- GIVEN TASK -
Take the material below and retype it in full; pictures are left out.

--- INFORMATION GIVEN ---

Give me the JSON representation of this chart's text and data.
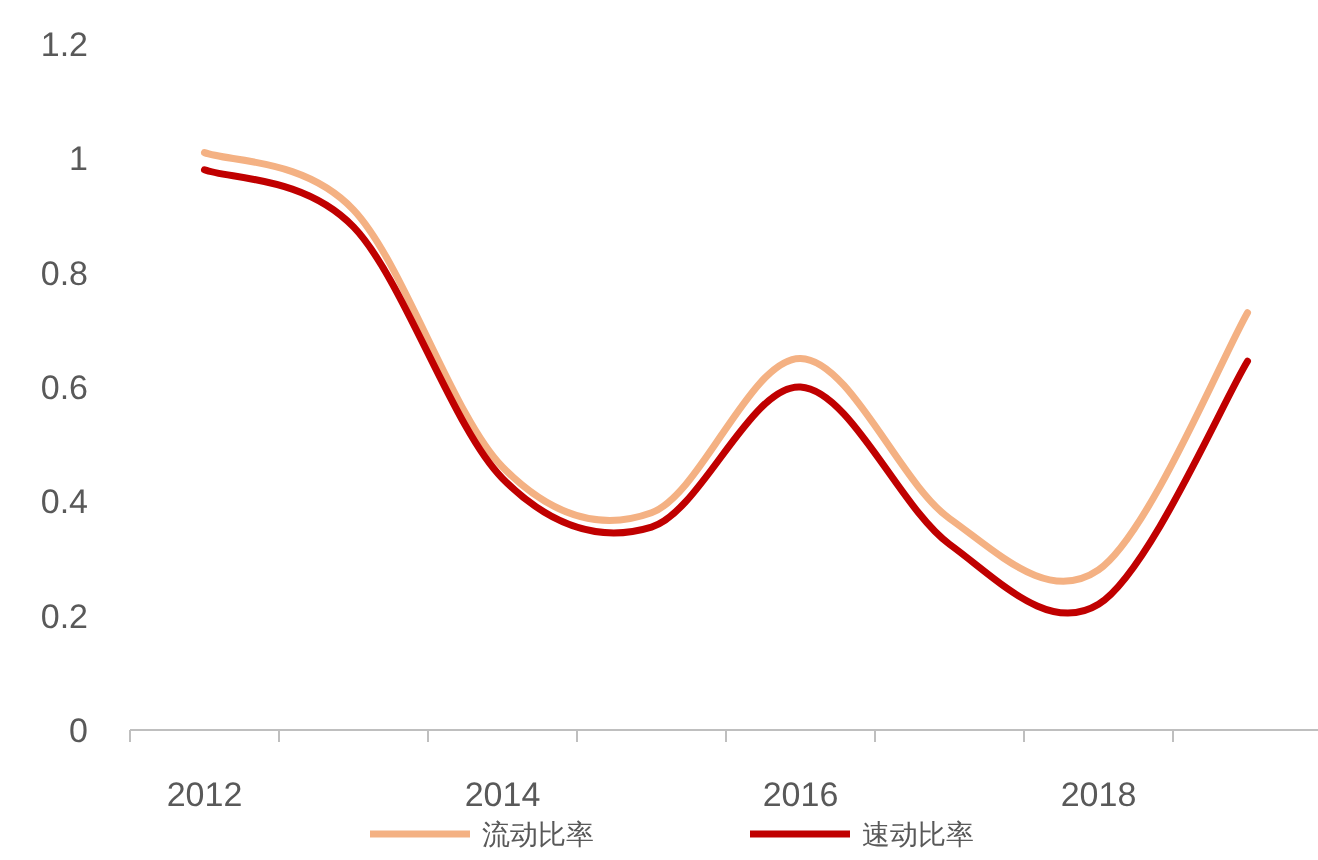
{
  "chart_data": {
    "type": "line",
    "categories": [
      "2012",
      null,
      "2014",
      null,
      "2016",
      null,
      "2018",
      null
    ],
    "series": [
      {
        "name": "流动比率",
        "color": "#f4b183",
        "values": [
          1.01,
          0.91,
          0.46,
          0.38,
          0.65,
          0.37,
          0.28,
          0.73
        ]
      },
      {
        "name": "速动比率",
        "color": "#c00000",
        "values": [
          0.98,
          0.88,
          0.44,
          0.355,
          0.6,
          0.325,
          0.22,
          0.645
        ]
      }
    ],
    "ylim": [
      0,
      1.2
    ],
    "yticks": [
      0,
      0.2,
      0.4,
      0.6,
      0.8,
      1,
      1.2
    ],
    "grid": false,
    "legend": "bottom",
    "marker": "none",
    "line_style": "solid"
  }
}
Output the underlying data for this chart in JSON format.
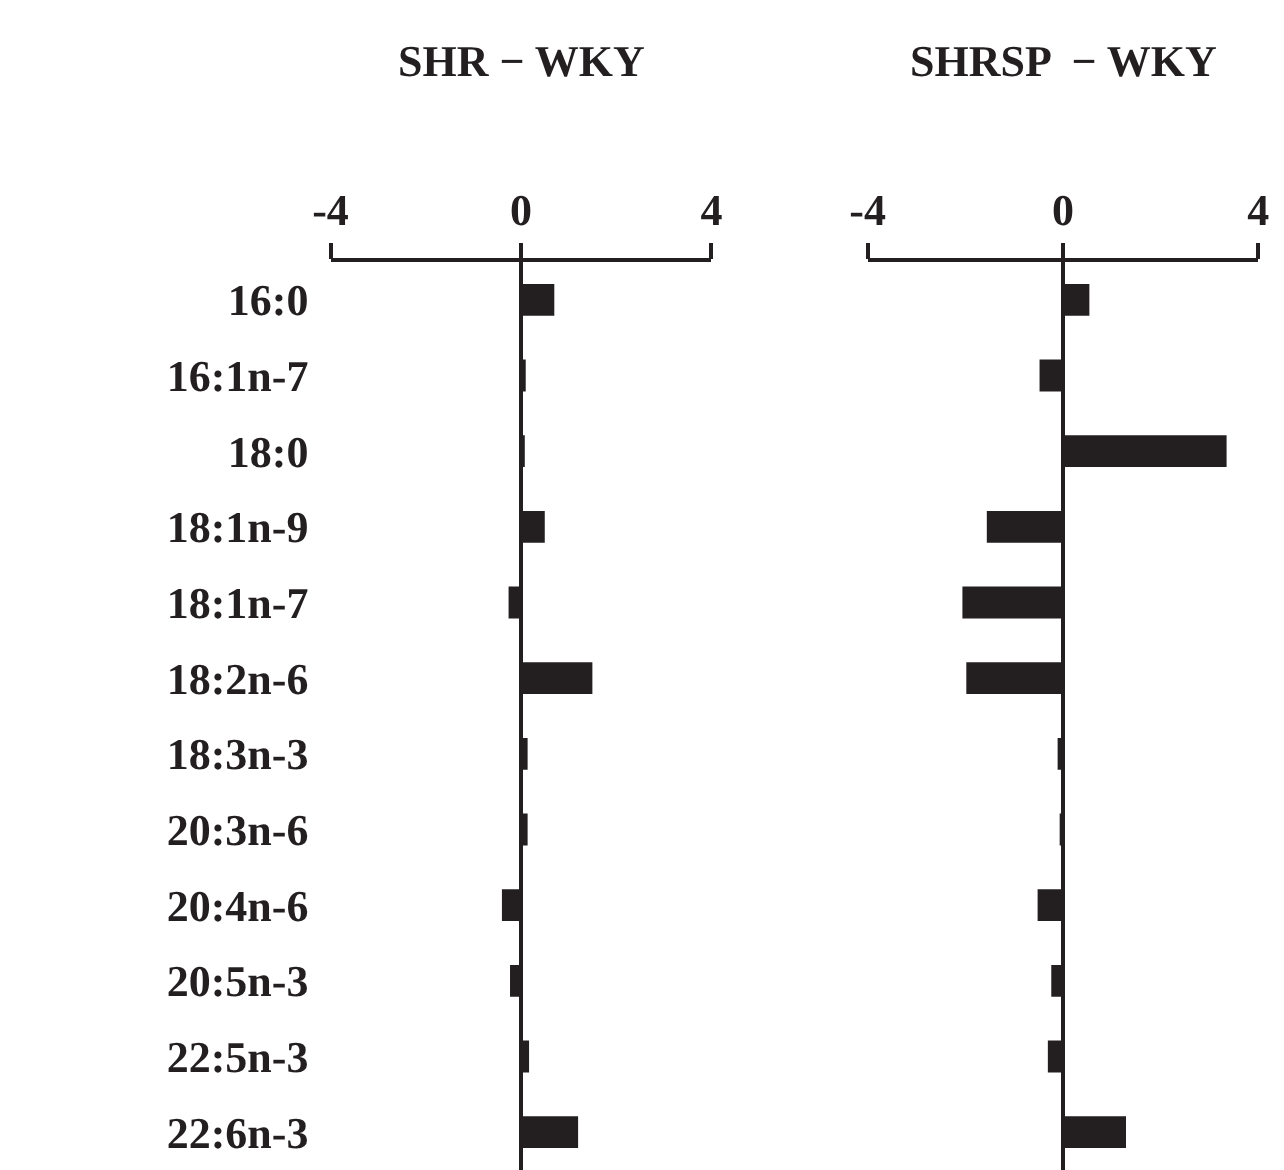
{
  "chart_data": [
    {
      "type": "bar",
      "orientation": "horizontal",
      "title": "SHR − WKY",
      "categories": [
        "16:0",
        "16:1n-7",
        "18:0",
        "18:1n-9",
        "18:1n-7",
        "18:2n-6",
        "18:3n-3",
        "20:3n-6",
        "20:4n-6",
        "20:5n-3",
        "22:5n-3",
        "22:6n-3"
      ],
      "values": [
        0.7,
        0.1,
        0.08,
        0.5,
        -0.26,
        1.5,
        0.14,
        0.14,
        -0.4,
        -0.23,
        0.17,
        1.2
      ],
      "color": "#231f20",
      "xlim": [
        -4,
        4
      ],
      "xticks": [
        -4,
        0,
        4
      ]
    },
    {
      "type": "bar",
      "orientation": "horizontal",
      "title": "SHRSP  − WKY",
      "categories": [
        null,
        null,
        null,
        null,
        null,
        null,
        null,
        null,
        null,
        null,
        null,
        null
      ],
      "values": [
        0.54,
        -0.48,
        3.35,
        -1.56,
        -2.06,
        -1.98,
        -0.11,
        -0.05,
        -0.52,
        -0.24,
        -0.31,
        1.29
      ],
      "color": "#231f20",
      "xlim": [
        -4,
        4
      ],
      "xticks": [
        -4,
        0,
        4
      ],
      "tick_labels": "x"
    }
  ]
}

---

- OUTPUT BELOW -
Give me the JSON representation of this chart's text and data.
{
  "chart_data": {
    "type": "line",
    "categories": [
      "2012",
      null,
      "2014",
      null,
      "2016",
      null,
      "2018",
      null
    ],
    "series": [
      {
        "name": "流动比率",
        "color": "#f4b183",
        "values": [
          1.01,
          0.91,
          0.46,
          0.38,
          0.65,
          0.37,
          0.28,
          0.73
        ]
      },
      {
        "name": "速动比率",
        "color": "#c00000",
        "values": [
          0.98,
          0.88,
          0.44,
          0.355,
          0.6,
          0.325,
          0.22,
          0.645
        ]
      }
    ],
    "ylim": [
      0,
      1.2
    ],
    "yticks": [
      0,
      0.2,
      0.4,
      0.6,
      0.8,
      1,
      1.2
    ],
    "grid": false,
    "legend": "bottom",
    "marker": "none",
    "line_style": "solid"
  }
}
Output the underlying data for this chart in JSON format.
{
  "chart_data": [
    {
      "type": "bar",
      "orientation": "horizontal",
      "title": "SHR − WKY",
      "categories": [
        "16:0",
        "16:1n-7",
        "18:0",
        "18:1n-9",
        "18:1n-7",
        "18:2n-6",
        "18:3n-3",
        "20:3n-6",
        "20:4n-6",
        "20:5n-3",
        "22:5n-3",
        "22:6n-3"
      ],
      "values": [
        0.7,
        0.1,
        0.08,
        0.5,
        -0.26,
        1.5,
        0.14,
        0.14,
        -0.4,
        -0.23,
        0.17,
        1.2
      ],
      "color": "#231f20",
      "xlim": [
        -4,
        4
      ],
      "xticks": [
        -4,
        0,
        4
      ]
    },
    {
      "type": "bar",
      "orientation": "horizontal",
      "title": "SHRSP  − WKY",
      "categories": [
        null,
        null,
        null,
        null,
        null,
        null,
        null,
        null,
        null,
        null,
        null,
        null
      ],
      "values": [
        0.54,
        -0.48,
        3.35,
        -1.56,
        -2.06,
        -1.98,
        -0.11,
        -0.05,
        -0.52,
        -0.24,
        -0.31,
        1.29
      ],
      "color": "#231f20",
      "xlim": [
        -4,
        4
      ],
      "xticks": [
        -4,
        0,
        4
      ],
      "tick_labels": "x"
    }
  ]
}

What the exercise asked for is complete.